**Prompt:** Locate the lines of the listing below that hold "Lamstedt", then copy each of them.

[Data entries]
◇ ◇ ◇ ◇ ◇

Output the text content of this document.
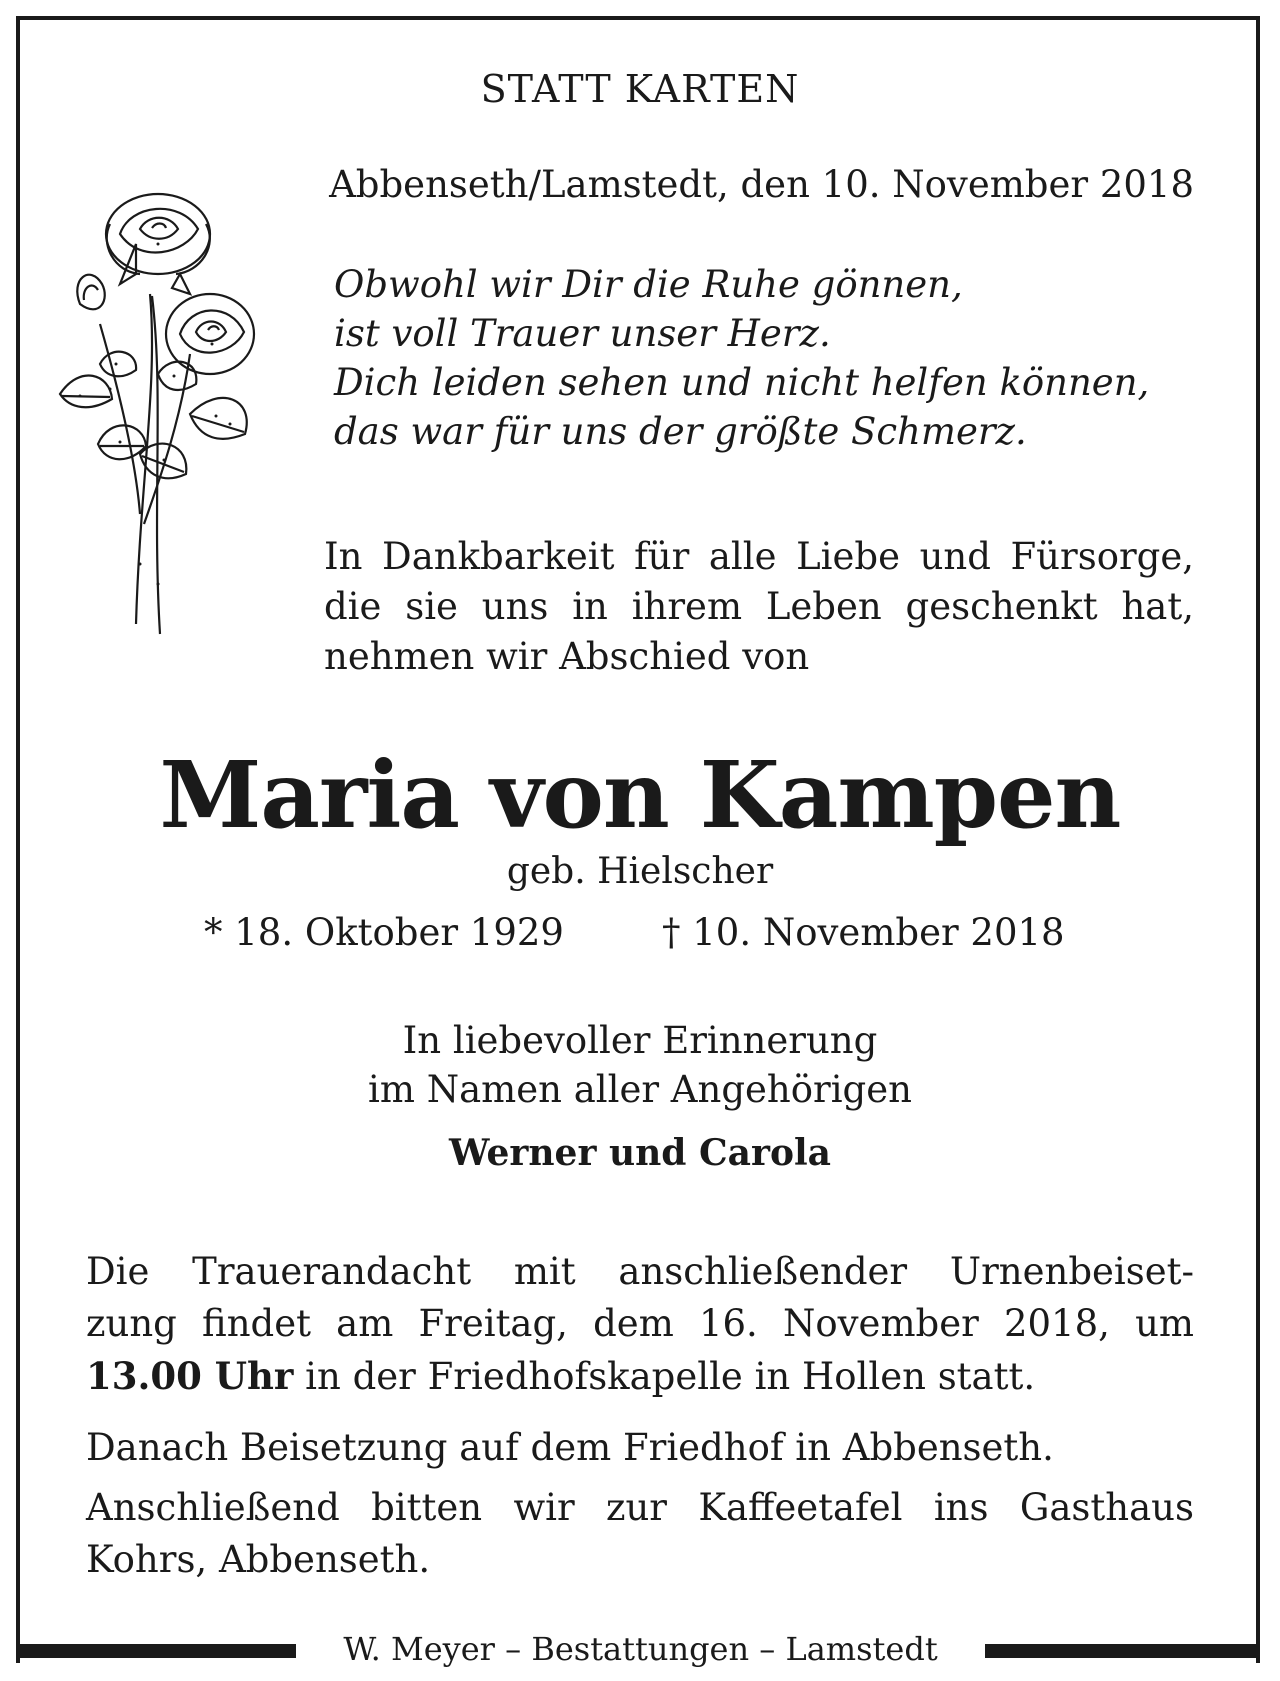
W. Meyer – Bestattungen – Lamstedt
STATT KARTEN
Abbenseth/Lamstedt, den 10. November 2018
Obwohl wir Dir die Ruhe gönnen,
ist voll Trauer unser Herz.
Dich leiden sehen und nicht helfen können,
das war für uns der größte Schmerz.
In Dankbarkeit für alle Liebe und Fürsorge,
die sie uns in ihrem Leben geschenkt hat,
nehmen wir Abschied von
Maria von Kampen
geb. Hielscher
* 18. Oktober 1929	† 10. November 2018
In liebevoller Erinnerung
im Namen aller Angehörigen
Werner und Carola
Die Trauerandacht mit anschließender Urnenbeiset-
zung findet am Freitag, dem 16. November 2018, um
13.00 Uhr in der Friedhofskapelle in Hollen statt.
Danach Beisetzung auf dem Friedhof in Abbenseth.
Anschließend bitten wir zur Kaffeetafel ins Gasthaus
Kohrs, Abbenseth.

◇ ◇ ◇ ◇ ◇

**Result:**
W. Meyer – Bestattungen – Lamstedt
Abbenseth/Lamstedt, den 10. November 2018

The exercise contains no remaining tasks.